*Task instructions*
Set down the material below in full, matching it exactly.

*Figure data in JSON*
§ §

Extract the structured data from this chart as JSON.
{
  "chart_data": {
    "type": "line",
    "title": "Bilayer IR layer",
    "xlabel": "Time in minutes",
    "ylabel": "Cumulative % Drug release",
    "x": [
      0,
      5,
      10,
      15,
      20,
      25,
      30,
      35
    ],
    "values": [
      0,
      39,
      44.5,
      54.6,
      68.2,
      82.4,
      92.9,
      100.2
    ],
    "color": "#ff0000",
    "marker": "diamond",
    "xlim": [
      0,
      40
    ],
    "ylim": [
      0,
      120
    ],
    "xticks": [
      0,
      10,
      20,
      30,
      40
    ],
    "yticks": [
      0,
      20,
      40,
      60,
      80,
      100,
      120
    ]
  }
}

§ §

*Task result*
Extract the structured data from this chart as JSON.
{
  "chart_data": {
    "type": "line",
    "title": "Bilayer IR layer",
    "xlabel": "Time in minutes",
    "ylabel": "Cumulative % Drug release",
    "x": [
      0,
      5,
      10,
      15,
      20,
      25,
      30,
      35
    ],
    "values": [
      0,
      39,
      44.5,
      54.6,
      68.2,
      82.4,
      92.9,
      100.2
    ],
    "color": "#ff0000",
    "marker": "diamond",
    "xlim": [
      0,
      40
    ],
    "ylim": [
      0,
      120
    ],
    "xticks": [
      0,
      10,
      20,
      30,
      40
    ],
    "yticks": [
      0,
      20,
      40,
      60,
      80,
      100,
      120
    ]
  }
}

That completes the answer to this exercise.